— Begin Records for the task —
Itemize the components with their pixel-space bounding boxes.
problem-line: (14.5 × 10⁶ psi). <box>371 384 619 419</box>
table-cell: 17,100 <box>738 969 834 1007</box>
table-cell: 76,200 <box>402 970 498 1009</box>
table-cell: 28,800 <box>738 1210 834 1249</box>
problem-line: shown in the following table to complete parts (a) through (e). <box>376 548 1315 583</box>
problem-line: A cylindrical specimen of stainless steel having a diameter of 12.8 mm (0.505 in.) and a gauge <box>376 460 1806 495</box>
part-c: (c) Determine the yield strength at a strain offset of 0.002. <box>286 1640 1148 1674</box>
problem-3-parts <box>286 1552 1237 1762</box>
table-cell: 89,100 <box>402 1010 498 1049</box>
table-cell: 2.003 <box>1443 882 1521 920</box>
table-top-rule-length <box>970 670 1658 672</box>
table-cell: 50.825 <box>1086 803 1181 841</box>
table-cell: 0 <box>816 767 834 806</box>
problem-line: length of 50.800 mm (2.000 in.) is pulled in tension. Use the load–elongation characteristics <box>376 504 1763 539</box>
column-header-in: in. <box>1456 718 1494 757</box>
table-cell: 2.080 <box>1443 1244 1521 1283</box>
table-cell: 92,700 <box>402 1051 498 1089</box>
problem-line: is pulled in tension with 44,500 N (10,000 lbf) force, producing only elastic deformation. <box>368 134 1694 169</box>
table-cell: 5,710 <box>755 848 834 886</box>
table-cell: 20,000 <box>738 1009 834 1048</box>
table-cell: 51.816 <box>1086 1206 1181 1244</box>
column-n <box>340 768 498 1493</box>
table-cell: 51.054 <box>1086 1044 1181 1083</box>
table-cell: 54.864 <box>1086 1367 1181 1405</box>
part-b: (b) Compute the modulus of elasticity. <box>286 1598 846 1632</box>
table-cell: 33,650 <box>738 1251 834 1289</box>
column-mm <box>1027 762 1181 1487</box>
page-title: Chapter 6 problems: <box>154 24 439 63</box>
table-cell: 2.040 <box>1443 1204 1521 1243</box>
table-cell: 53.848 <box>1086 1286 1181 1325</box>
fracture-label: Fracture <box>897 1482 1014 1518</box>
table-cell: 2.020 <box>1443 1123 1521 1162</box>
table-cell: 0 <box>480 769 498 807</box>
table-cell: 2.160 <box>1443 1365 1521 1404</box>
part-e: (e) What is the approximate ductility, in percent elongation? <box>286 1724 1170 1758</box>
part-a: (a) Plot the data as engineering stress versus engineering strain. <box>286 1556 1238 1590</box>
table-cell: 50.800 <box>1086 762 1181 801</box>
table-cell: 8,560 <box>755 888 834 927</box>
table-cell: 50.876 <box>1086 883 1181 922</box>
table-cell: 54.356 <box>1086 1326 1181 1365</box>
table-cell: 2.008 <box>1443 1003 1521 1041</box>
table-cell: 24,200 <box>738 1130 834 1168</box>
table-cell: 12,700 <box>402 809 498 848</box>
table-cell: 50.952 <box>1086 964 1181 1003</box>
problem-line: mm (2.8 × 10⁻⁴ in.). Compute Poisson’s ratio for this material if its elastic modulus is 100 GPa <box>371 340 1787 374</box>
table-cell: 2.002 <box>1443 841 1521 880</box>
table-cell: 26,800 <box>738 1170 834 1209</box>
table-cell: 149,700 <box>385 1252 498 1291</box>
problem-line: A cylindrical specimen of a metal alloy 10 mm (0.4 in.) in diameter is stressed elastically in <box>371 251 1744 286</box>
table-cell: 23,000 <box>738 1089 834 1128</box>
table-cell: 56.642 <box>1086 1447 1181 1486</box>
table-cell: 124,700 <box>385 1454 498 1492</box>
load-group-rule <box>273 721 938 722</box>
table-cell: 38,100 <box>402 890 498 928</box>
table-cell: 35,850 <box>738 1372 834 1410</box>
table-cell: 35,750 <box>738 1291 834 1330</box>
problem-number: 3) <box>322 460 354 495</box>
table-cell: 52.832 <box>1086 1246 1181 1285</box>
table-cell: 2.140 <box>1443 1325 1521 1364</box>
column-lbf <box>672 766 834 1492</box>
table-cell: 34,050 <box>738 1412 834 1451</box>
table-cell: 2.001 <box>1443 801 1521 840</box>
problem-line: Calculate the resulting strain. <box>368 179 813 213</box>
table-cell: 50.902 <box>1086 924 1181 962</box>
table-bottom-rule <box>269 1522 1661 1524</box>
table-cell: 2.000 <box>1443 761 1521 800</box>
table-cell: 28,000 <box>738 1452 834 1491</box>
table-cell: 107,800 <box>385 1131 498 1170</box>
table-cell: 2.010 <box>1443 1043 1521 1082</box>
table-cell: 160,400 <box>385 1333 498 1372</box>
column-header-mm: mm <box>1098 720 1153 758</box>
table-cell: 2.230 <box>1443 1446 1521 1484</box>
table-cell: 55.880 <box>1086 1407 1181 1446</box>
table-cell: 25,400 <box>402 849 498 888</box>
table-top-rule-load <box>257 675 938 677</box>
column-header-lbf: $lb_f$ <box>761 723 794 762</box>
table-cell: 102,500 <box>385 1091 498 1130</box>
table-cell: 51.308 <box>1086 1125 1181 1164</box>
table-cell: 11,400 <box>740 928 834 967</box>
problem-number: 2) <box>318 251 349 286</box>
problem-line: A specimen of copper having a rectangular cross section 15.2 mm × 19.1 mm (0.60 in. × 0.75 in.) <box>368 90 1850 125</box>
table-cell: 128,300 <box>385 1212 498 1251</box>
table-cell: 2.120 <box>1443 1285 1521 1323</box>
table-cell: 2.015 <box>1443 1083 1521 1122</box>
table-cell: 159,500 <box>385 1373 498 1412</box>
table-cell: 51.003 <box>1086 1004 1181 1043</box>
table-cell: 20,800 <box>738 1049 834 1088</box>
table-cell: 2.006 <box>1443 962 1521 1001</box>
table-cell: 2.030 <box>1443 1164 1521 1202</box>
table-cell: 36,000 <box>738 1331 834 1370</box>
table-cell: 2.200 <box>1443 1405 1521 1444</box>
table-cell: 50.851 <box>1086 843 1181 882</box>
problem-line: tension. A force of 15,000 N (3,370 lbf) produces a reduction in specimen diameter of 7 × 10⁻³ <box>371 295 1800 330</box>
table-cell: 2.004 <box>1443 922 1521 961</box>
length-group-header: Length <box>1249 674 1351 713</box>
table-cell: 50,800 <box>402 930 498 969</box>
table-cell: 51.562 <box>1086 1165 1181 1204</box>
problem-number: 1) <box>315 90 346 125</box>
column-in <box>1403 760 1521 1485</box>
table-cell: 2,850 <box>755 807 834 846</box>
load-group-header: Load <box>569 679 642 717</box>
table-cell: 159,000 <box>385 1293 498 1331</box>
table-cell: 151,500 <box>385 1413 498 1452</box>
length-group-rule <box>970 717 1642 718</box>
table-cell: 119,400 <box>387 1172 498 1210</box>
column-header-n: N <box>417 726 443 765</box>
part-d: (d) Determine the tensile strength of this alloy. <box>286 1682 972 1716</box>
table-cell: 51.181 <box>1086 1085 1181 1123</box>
— End Records for the task —
Rewrite all the items, replacing every "problem-line" with "exercise-line" and leaving everything else unchanged.

Answer to the task:
Itemize the components with their pixel-space bounding boxes.
exercise-line: (14.5 × 10⁶ psi). <box>371 384 619 419</box>
table-cell: 17,100 <box>738 969 834 1007</box>
table-cell: 76,200 <box>402 970 498 1009</box>
table-cell: 28,800 <box>738 1210 834 1249</box>
exercise-line: shown in the following table to complete parts (a) through (e). <box>376 548 1315 583</box>
exercise-line: A cylindrical specimen of stainless steel having a diameter of 12.8 mm (0.505 in.) and a gauge <box>376 460 1806 495</box>
part-c: (c) Determine the yield strength at a strain offset of 0.002. <box>286 1640 1148 1674</box>
problem-3-parts <box>286 1552 1237 1762</box>
table-cell: 89,100 <box>402 1010 498 1049</box>
table-cell: 2.003 <box>1443 882 1521 920</box>
table-top-rule-length <box>970 670 1658 672</box>
table-cell: 50.825 <box>1086 803 1181 841</box>
table-cell: 0 <box>816 767 834 806</box>
exercise-line: length of 50.800 mm (2.000 in.) is pulled in tension. Use the load–elongation characteristics <box>376 504 1763 539</box>
column-header-in: in. <box>1456 718 1494 757</box>
table-cell: 2.080 <box>1443 1244 1521 1283</box>
table-cell: 92,700 <box>402 1051 498 1089</box>
exercise-line: is pulled in tension with 44,500 N (10,000 lbf) force, producing only elastic deformation. <box>368 134 1694 169</box>
table-cell: 5,710 <box>755 848 834 886</box>
table-cell: 20,000 <box>738 1009 834 1048</box>
table-cell: 51.816 <box>1086 1206 1181 1244</box>
column-n <box>340 768 498 1493</box>
table-cell: 51.054 <box>1086 1044 1181 1083</box>
table-cell: 54.864 <box>1086 1367 1181 1405</box>
part-b: (b) Compute the modulus of elasticity. <box>286 1598 846 1632</box>
table-cell: 33,650 <box>738 1251 834 1289</box>
column-mm <box>1027 762 1181 1487</box>
page-title: Chapter 6 problems: <box>154 24 439 63</box>
table-cell: 2.040 <box>1443 1204 1521 1243</box>
table-cell: 53.848 <box>1086 1286 1181 1325</box>
fracture-label: Fracture <box>897 1482 1014 1518</box>
table-cell: 2.020 <box>1443 1123 1521 1162</box>
table-cell: 0 <box>480 769 498 807</box>
table-cell: 2.160 <box>1443 1365 1521 1404</box>
part-e: (e) What is the approximate ductility, in percent elongation? <box>286 1724 1170 1758</box>
part-a: (a) Plot the data as engineering stress versus engineering strain. <box>286 1556 1238 1590</box>
table-cell: 50.800 <box>1086 762 1181 801</box>
table-cell: 8,560 <box>755 888 834 927</box>
table-cell: 50.876 <box>1086 883 1181 922</box>
table-cell: 54.356 <box>1086 1326 1181 1365</box>
table-cell: 2.008 <box>1443 1003 1521 1041</box>
table-cell: 24,200 <box>738 1130 834 1168</box>
table-cell: 12,700 <box>402 809 498 848</box>
table-cell: 50.952 <box>1086 964 1181 1003</box>
exercise-line: mm (2.8 × 10⁻⁴ in.). Compute Poisson’s ratio for this material if its elastic modulus is 100 GPa <box>371 340 1787 374</box>
table-cell: 2.002 <box>1443 841 1521 880</box>
table-cell: 26,800 <box>738 1170 834 1209</box>
table-cell: 149,700 <box>385 1252 498 1291</box>
exercise-line: A cylindrical specimen of a metal alloy 10 mm (0.4 in.) in diameter is stressed elastically in <box>371 251 1744 286</box>
table-cell: 23,000 <box>738 1089 834 1128</box>
table-cell: 56.642 <box>1086 1447 1181 1486</box>
table-cell: 124,700 <box>385 1454 498 1492</box>
load-group-rule <box>273 721 938 722</box>
table-cell: 38,100 <box>402 890 498 928</box>
table-cell: 35,850 <box>738 1372 834 1410</box>
table-cell: 35,750 <box>738 1291 834 1330</box>
problem-number: 3) <box>322 460 354 495</box>
table-cell: 52.832 <box>1086 1246 1181 1285</box>
table-cell: 2.140 <box>1443 1325 1521 1364</box>
column-lbf <box>672 766 834 1492</box>
table-cell: 34,050 <box>738 1412 834 1451</box>
table-cell: 2.001 <box>1443 801 1521 840</box>
exercise-line: Calculate the resulting strain. <box>368 179 813 213</box>
table-cell: 50.902 <box>1086 924 1181 962</box>
table-bottom-rule <box>269 1522 1661 1524</box>
table-cell: 2.000 <box>1443 761 1521 800</box>
table-cell: 28,000 <box>738 1452 834 1491</box>
table-cell: 107,800 <box>385 1131 498 1170</box>
table-cell: 2.010 <box>1443 1043 1521 1082</box>
table-cell: 160,400 <box>385 1333 498 1372</box>
column-header-mm: mm <box>1098 720 1153 758</box>
table-cell: 2.230 <box>1443 1446 1521 1484</box>
table-cell: 55.880 <box>1086 1407 1181 1446</box>
table-cell: 25,400 <box>402 849 498 888</box>
table-top-rule-load <box>257 675 938 677</box>
column-header-lbf: $lb_f$ <box>761 723 794 762</box>
table-cell: 102,500 <box>385 1091 498 1130</box>
table-cell: 51.308 <box>1086 1125 1181 1164</box>
table-cell: 11,400 <box>740 928 834 967</box>
problem-number: 2) <box>318 251 349 286</box>
exercise-line: A specimen of copper having a rectangular cross section 15.2 mm × 19.1 mm (0.60 in. × 0.75 in.) <box>368 90 1850 125</box>
table-cell: 128,300 <box>385 1212 498 1251</box>
table-cell: 2.120 <box>1443 1285 1521 1323</box>
table-cell: 2.015 <box>1443 1083 1521 1122</box>
table-cell: 159,500 <box>385 1373 498 1412</box>
table-cell: 51.003 <box>1086 1004 1181 1043</box>
table-cell: 20,800 <box>738 1049 834 1088</box>
table-cell: 2.006 <box>1443 962 1521 1001</box>
table-cell: 2.030 <box>1443 1164 1521 1202</box>
table-cell: 36,000 <box>738 1331 834 1370</box>
table-cell: 2.200 <box>1443 1405 1521 1444</box>
table-cell: 50.851 <box>1086 843 1181 882</box>
exercise-line: tension. A force of 15,000 N (3,370 lbf) produces a reduction in specimen diameter of 7 × 10⁻³ <box>371 295 1800 330</box>
table-cell: 2.004 <box>1443 922 1521 961</box>
length-group-header: Length <box>1249 674 1351 713</box>
table-cell: 50,800 <box>402 930 498 969</box>
table-cell: 51.562 <box>1086 1165 1181 1204</box>
problem-number: 1) <box>315 90 346 125</box>
column-in <box>1403 760 1521 1485</box>
table-cell: 2,850 <box>755 807 834 846</box>
load-group-header: Load <box>569 679 642 717</box>
table-cell: 159,000 <box>385 1293 498 1331</box>
table-cell: 151,500 <box>385 1413 498 1452</box>
length-group-rule <box>970 717 1642 718</box>
table-cell: 119,400 <box>387 1172 498 1210</box>
column-header-n: N <box>417 726 443 765</box>
part-d: (d) Determine the tensile strength of this alloy. <box>286 1682 972 1716</box>
table-cell: 51.181 <box>1086 1085 1181 1123</box>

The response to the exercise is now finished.